TASK GOAL | Go through the entries below and collect each line with the string "name" in it.

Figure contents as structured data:

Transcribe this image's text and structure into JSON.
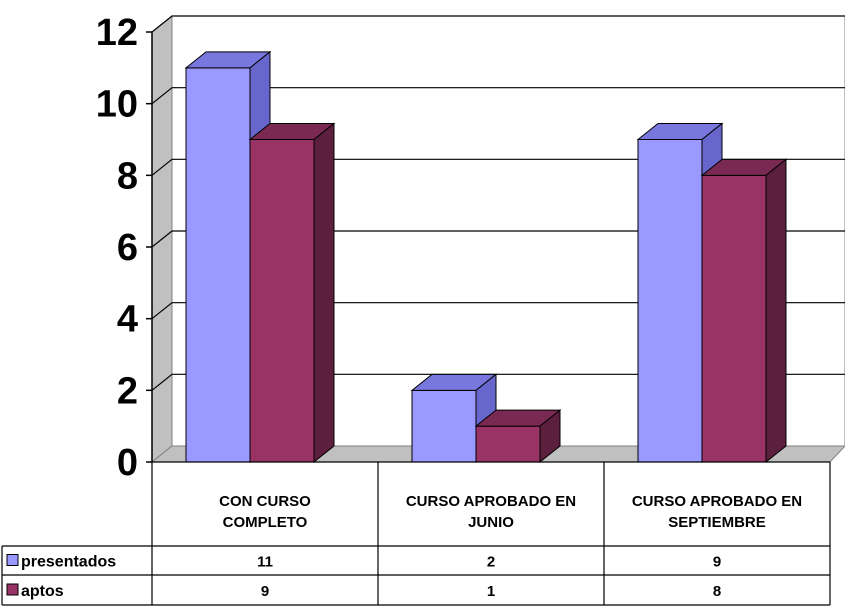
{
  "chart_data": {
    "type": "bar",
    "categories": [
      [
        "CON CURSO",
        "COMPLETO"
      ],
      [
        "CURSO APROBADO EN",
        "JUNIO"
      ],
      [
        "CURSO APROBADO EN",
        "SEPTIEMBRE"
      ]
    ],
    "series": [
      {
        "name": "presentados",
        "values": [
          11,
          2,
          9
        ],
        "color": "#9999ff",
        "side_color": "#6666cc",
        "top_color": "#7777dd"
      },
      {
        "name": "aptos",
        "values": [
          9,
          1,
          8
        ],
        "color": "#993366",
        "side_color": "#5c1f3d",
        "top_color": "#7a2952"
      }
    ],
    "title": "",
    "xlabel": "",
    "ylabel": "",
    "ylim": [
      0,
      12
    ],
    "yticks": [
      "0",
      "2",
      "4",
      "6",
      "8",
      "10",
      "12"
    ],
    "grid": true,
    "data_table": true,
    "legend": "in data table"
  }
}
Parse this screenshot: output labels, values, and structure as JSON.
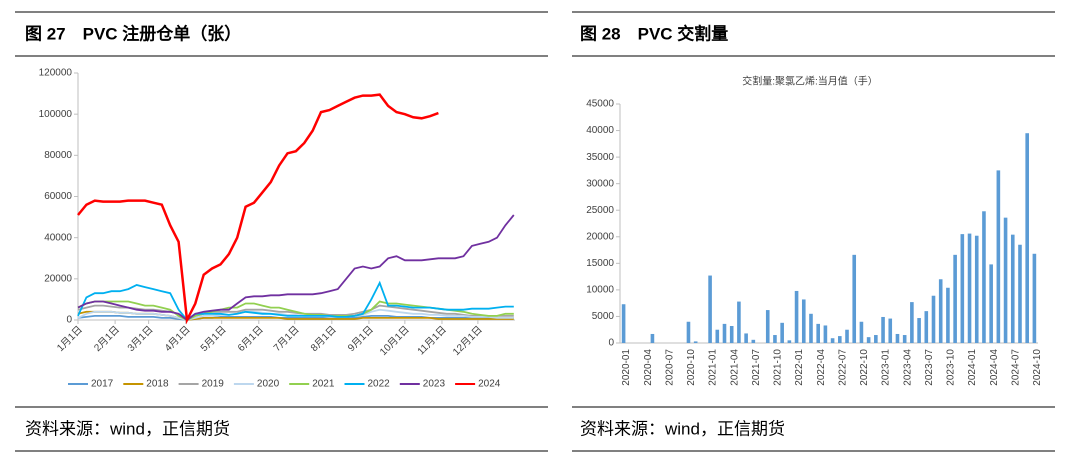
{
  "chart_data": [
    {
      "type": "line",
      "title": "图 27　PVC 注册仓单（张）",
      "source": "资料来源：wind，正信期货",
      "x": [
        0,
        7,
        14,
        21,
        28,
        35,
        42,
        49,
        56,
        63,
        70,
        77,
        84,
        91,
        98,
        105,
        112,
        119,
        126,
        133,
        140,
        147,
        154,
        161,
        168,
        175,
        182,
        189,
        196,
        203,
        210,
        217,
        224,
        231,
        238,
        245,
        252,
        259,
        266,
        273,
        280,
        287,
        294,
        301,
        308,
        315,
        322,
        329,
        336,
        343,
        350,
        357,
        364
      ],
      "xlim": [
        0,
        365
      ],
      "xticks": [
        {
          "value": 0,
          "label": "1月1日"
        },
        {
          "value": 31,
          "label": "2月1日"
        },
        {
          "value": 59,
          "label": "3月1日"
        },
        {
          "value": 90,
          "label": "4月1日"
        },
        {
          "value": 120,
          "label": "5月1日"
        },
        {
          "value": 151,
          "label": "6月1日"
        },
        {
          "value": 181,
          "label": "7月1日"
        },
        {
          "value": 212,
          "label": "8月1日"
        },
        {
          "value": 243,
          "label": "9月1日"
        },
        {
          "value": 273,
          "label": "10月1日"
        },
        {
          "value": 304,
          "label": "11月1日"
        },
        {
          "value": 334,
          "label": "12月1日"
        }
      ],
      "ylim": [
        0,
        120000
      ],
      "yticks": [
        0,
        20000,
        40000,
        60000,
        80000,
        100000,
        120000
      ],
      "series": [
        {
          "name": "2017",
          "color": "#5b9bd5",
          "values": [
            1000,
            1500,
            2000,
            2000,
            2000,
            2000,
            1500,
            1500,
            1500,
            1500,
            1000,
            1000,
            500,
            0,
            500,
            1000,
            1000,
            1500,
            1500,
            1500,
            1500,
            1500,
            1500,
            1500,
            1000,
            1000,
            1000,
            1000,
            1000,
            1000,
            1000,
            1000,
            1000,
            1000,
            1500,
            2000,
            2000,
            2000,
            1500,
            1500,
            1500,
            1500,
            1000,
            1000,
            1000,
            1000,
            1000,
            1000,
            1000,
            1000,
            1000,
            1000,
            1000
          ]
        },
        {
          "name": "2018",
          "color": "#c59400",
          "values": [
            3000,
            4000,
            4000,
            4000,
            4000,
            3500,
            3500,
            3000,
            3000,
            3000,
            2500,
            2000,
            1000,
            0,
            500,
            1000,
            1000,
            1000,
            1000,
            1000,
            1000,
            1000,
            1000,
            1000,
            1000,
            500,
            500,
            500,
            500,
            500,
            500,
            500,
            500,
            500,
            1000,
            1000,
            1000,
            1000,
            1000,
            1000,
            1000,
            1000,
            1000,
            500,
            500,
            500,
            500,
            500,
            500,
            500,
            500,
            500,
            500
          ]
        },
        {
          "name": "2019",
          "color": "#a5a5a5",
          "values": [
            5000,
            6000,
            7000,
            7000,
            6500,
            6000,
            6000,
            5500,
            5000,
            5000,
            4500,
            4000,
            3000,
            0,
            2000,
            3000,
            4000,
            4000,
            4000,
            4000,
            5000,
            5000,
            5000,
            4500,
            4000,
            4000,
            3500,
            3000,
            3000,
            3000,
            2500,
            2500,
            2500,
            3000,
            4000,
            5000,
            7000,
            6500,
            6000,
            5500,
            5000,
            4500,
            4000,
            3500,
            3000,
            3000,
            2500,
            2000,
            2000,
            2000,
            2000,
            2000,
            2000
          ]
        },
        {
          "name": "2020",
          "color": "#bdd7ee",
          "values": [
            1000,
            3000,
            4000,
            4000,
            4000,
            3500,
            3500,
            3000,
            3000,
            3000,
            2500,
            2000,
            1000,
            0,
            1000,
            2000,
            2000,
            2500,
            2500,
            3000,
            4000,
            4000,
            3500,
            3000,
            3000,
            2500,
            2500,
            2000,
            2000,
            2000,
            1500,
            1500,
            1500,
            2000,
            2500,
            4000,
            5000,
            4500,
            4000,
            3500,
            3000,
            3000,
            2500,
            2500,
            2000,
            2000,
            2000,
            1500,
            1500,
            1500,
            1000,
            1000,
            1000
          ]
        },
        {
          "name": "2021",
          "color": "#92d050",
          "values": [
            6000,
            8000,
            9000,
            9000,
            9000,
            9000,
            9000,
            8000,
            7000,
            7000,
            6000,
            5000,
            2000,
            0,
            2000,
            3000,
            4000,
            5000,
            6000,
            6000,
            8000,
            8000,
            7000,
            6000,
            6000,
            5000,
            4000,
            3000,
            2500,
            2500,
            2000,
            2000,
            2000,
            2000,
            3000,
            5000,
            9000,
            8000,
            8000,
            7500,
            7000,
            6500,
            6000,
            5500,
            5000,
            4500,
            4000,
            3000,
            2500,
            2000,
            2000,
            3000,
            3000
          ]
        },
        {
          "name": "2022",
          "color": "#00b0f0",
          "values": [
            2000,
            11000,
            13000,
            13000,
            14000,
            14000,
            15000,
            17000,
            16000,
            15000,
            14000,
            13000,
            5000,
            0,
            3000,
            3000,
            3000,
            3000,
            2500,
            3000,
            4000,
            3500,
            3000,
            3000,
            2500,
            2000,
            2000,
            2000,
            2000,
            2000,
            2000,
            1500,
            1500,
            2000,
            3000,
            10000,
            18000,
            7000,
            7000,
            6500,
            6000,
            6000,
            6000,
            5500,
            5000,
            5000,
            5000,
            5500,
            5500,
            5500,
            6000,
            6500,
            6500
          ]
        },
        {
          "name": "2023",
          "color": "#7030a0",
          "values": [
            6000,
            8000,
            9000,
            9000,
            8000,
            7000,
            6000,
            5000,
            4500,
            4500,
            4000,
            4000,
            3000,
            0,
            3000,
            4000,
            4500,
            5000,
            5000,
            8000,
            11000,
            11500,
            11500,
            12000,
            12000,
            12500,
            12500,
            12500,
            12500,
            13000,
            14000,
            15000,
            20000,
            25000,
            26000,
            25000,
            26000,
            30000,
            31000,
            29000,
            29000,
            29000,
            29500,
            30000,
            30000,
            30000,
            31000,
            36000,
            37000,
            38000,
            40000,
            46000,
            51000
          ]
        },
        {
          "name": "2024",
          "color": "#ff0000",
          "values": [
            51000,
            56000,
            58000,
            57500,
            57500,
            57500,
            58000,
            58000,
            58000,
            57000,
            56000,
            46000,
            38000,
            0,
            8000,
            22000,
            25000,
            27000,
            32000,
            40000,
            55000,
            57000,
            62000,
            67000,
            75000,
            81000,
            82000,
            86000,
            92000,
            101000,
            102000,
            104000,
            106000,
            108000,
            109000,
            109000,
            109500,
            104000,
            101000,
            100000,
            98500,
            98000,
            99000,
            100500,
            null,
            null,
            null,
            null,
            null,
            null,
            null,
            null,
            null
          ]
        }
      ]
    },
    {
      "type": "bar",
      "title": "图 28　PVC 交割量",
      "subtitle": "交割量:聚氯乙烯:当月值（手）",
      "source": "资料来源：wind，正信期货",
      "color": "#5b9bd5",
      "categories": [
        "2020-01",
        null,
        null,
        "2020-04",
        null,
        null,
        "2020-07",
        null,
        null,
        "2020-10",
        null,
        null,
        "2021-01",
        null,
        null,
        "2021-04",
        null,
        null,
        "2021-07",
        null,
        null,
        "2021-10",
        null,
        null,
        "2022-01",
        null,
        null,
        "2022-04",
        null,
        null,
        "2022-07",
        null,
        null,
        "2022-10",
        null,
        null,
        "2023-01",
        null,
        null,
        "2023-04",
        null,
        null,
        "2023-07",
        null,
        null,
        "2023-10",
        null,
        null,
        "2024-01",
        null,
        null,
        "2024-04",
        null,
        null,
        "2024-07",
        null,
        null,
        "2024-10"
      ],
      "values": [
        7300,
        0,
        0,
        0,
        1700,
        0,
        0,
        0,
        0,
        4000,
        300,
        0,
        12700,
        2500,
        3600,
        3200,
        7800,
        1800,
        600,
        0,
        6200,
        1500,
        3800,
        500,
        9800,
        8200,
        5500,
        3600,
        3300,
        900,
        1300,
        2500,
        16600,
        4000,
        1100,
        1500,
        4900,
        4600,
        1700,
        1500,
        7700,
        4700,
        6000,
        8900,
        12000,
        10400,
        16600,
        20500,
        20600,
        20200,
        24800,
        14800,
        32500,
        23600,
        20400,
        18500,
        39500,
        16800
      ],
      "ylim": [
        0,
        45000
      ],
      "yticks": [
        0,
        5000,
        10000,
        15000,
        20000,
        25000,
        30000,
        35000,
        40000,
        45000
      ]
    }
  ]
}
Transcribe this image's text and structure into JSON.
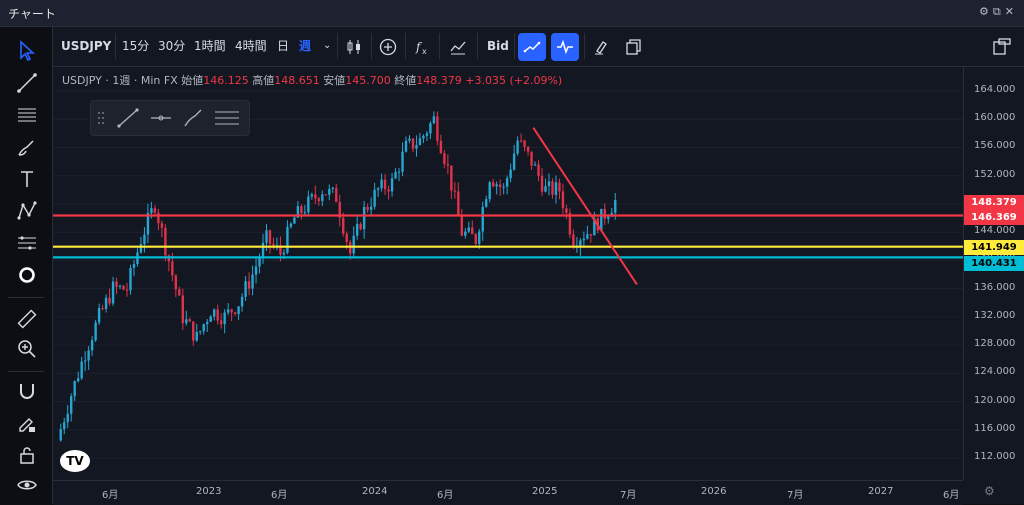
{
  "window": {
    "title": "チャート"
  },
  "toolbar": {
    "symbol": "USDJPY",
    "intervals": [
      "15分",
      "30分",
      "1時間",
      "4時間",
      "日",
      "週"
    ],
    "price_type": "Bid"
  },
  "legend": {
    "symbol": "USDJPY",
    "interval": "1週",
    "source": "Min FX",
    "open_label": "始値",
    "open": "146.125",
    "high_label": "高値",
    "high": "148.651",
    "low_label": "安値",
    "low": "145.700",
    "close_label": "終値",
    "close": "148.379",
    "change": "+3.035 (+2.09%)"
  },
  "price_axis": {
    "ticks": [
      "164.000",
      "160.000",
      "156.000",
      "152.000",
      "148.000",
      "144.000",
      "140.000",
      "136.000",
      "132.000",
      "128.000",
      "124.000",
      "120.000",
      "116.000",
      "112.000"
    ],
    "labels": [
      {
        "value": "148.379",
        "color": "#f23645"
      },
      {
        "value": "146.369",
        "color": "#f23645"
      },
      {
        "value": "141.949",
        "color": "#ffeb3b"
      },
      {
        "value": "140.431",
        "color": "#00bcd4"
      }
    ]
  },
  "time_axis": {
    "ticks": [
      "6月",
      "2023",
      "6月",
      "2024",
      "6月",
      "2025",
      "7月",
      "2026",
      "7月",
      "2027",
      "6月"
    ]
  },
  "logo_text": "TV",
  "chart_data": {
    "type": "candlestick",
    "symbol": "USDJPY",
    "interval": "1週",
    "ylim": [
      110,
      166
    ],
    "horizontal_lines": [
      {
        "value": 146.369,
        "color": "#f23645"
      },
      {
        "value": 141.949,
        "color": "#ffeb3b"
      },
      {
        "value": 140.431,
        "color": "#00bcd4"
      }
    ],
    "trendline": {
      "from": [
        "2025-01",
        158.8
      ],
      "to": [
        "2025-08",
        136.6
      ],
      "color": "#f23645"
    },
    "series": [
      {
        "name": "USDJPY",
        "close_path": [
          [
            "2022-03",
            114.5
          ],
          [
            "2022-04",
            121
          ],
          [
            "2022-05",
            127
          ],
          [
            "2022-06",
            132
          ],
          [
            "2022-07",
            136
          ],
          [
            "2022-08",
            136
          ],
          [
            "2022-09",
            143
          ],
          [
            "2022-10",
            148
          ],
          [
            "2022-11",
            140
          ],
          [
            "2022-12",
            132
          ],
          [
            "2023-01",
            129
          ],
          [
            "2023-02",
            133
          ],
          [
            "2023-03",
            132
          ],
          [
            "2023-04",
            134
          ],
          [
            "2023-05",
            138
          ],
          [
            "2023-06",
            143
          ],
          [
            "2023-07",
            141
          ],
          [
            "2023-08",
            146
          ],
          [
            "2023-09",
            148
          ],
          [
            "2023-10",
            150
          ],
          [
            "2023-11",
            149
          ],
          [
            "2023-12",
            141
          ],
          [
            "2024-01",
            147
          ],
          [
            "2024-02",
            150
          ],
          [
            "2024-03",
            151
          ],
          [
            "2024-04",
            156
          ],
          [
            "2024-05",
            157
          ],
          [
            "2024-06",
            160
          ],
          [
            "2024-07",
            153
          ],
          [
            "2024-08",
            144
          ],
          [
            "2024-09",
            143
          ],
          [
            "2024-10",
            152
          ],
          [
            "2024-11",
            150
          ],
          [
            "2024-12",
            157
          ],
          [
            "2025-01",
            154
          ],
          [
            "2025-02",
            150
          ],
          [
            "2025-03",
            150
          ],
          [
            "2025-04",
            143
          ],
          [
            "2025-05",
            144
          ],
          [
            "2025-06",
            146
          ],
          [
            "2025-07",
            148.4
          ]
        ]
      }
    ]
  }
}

CORRECT OUTPUT |
        "name": "presentados",
        "name": "aptos",
          "name": "2017",
          "name": "2018",
          "name": "2019",
          "name": "2020",
          "name": "2021",
          "name": "2022",
          "name": "2023",
          "name": "2024",
        "name": "USDJPY",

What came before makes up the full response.